Tell how many lines in these records contain the string "grid", with only the number as the reply.

Data records:
============================================================

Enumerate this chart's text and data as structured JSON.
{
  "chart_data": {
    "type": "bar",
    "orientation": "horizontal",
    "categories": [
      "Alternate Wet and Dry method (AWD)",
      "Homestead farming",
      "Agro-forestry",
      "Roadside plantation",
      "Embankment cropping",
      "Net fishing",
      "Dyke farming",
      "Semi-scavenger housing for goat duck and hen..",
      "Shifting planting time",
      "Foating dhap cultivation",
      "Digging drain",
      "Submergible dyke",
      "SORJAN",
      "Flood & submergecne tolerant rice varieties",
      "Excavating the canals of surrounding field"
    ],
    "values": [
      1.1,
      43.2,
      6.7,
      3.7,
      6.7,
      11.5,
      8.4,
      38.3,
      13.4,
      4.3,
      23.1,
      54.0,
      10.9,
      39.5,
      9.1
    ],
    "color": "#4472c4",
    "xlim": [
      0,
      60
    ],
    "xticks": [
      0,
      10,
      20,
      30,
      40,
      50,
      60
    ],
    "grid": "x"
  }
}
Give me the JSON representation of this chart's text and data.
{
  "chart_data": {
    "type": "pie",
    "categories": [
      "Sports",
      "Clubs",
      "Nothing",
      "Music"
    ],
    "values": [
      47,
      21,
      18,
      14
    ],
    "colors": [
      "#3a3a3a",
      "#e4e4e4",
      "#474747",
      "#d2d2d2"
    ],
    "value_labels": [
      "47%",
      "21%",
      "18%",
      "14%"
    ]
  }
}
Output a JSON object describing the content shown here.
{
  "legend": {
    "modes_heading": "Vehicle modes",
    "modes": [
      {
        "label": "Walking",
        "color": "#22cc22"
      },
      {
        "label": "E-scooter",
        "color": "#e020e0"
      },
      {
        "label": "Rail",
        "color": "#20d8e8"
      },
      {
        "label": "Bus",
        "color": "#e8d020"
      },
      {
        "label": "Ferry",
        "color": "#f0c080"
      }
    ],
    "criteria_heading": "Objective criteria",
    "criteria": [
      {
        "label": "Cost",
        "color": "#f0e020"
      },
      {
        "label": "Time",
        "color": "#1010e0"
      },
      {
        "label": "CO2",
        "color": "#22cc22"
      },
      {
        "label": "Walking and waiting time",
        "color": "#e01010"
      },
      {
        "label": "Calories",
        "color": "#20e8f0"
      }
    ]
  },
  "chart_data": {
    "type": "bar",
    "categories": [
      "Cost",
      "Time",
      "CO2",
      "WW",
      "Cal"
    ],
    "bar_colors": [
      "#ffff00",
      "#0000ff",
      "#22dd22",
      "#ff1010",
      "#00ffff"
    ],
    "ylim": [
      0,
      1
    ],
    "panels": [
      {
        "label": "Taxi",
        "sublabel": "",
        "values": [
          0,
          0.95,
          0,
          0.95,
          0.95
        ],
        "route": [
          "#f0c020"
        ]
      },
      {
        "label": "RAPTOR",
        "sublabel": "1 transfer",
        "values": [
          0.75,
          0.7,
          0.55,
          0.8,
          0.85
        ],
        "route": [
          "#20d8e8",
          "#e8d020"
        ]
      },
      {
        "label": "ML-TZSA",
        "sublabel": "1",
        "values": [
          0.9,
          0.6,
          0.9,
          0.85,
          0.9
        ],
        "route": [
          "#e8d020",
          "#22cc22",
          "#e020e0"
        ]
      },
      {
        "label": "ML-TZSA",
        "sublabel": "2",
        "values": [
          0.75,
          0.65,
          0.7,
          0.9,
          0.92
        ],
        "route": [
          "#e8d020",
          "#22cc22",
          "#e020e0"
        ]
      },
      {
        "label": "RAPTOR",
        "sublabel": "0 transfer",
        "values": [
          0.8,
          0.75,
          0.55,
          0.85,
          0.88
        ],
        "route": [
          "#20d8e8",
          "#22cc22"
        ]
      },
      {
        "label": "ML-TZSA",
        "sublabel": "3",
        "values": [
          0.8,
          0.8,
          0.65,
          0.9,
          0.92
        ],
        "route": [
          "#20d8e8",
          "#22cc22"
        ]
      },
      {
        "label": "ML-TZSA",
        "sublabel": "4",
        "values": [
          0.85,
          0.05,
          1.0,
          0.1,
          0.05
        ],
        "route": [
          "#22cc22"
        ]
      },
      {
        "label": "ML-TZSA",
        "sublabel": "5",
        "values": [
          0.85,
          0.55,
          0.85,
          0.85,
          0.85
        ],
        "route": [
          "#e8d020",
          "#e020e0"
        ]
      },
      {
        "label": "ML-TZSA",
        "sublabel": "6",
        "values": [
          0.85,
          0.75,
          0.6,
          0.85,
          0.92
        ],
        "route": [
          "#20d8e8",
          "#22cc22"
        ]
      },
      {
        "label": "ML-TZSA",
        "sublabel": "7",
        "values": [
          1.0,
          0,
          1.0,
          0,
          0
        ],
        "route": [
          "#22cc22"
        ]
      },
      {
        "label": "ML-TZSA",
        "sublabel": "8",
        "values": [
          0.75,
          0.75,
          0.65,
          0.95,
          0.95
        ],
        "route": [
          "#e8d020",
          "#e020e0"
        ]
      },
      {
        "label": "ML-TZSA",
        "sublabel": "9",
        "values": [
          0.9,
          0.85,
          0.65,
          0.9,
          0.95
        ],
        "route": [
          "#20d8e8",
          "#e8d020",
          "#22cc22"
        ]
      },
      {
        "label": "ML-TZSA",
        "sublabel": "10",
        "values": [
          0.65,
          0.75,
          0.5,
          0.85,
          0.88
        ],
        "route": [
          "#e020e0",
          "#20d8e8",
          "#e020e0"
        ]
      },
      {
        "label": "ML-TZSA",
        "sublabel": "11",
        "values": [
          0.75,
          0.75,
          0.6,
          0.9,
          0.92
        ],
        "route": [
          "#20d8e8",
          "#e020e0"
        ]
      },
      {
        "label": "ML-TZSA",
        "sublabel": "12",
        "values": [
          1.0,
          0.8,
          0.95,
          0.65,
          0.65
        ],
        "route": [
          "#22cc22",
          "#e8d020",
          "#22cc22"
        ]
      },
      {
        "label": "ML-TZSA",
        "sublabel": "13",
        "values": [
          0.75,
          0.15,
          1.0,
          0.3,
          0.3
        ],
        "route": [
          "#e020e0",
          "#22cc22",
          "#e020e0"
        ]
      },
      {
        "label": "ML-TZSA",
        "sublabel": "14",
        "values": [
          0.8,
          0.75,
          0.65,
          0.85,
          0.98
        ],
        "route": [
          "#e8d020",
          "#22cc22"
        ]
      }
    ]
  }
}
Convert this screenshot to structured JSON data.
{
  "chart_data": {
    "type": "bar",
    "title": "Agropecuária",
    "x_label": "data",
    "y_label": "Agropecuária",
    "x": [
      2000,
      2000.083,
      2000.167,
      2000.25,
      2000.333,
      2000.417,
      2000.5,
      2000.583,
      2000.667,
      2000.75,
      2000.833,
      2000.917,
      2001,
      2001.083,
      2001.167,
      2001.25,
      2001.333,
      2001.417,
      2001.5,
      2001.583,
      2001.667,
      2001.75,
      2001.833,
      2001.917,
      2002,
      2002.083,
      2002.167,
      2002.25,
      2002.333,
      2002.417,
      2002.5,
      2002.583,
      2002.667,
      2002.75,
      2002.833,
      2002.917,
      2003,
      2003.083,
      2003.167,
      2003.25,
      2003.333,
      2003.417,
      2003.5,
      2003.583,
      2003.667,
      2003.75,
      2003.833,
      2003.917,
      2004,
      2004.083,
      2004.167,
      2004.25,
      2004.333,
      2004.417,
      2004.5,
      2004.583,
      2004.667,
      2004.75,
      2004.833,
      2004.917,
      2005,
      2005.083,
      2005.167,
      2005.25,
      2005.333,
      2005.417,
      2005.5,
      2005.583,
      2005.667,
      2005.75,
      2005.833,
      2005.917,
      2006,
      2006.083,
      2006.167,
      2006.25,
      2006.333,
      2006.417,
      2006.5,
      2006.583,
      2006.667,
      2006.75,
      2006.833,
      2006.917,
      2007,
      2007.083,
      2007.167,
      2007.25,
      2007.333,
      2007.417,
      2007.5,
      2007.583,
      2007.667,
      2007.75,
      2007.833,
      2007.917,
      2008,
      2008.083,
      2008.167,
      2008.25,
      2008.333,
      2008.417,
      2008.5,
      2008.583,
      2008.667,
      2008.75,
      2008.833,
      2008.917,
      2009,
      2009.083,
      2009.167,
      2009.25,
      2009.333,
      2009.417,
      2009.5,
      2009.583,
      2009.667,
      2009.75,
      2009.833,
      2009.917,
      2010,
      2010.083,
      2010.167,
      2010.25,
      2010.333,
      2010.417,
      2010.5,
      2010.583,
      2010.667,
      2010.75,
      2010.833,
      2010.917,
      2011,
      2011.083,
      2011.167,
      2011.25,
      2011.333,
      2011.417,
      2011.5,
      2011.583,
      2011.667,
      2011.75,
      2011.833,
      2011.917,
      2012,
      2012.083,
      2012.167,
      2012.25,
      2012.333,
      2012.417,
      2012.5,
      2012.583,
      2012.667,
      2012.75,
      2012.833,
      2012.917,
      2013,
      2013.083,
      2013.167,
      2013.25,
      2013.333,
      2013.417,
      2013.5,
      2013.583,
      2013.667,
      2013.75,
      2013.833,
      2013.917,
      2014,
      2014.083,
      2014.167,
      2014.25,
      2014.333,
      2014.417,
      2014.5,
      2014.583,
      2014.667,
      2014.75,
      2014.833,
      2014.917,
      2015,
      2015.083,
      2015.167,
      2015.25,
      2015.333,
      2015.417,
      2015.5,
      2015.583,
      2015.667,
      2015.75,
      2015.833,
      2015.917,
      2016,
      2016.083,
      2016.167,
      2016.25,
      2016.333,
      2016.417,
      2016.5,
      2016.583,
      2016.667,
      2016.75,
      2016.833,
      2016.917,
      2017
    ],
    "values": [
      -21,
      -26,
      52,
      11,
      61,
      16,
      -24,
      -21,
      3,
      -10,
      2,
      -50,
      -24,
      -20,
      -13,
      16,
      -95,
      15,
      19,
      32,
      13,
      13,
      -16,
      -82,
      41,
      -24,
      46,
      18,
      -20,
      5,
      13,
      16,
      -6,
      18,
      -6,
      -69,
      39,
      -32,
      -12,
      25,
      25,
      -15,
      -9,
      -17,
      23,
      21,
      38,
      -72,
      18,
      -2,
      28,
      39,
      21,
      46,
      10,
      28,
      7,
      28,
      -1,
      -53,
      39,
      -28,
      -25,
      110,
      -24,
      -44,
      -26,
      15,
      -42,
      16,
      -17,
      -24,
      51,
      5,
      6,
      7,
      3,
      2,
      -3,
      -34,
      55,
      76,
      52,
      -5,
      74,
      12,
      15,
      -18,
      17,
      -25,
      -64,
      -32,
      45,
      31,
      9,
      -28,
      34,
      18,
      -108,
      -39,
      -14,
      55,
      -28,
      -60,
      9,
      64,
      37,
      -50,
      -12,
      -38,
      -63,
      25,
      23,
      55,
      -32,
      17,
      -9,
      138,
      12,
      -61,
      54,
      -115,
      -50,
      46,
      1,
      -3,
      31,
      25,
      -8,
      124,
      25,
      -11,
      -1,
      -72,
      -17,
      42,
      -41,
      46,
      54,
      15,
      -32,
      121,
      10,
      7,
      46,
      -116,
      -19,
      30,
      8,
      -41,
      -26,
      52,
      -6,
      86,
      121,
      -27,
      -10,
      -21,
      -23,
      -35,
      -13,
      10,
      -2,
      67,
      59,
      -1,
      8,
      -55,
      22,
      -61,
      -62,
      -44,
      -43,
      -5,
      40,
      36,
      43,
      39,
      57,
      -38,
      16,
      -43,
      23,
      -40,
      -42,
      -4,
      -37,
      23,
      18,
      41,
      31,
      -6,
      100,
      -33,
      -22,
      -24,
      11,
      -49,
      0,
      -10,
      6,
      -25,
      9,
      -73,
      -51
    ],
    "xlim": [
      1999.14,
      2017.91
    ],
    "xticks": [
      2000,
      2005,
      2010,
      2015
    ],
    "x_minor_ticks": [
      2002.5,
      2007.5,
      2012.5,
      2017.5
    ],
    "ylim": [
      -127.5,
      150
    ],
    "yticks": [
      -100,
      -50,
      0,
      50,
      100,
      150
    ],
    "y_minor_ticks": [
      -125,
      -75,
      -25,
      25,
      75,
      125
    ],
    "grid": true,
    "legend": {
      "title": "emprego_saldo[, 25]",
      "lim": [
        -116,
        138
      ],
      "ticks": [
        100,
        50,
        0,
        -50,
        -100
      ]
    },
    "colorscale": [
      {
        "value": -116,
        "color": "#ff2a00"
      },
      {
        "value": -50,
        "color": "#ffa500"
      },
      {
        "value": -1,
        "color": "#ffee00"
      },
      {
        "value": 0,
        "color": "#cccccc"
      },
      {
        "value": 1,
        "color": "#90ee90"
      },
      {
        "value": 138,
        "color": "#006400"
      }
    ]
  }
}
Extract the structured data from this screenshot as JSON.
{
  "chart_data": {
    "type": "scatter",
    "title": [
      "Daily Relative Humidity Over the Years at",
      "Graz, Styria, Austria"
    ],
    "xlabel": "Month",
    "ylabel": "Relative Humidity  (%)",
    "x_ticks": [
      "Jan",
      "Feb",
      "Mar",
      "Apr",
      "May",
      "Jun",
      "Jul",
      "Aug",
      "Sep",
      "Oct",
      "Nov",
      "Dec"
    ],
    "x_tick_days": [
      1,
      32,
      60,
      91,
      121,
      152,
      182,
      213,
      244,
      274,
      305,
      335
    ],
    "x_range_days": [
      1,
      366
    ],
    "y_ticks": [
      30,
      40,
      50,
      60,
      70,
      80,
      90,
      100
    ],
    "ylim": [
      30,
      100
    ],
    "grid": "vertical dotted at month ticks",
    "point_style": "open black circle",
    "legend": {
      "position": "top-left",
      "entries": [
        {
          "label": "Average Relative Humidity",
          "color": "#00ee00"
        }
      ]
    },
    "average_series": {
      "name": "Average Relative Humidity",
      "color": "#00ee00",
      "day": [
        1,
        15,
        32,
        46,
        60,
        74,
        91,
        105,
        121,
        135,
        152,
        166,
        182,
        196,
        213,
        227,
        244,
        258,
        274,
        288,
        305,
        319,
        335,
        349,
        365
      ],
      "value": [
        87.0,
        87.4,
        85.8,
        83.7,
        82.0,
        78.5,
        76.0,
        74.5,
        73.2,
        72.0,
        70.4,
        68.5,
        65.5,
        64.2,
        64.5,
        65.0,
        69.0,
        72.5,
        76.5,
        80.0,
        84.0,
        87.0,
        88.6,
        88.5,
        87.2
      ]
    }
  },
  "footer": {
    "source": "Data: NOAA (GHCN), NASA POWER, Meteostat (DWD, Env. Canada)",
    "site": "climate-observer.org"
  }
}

============================================================

Result below: 3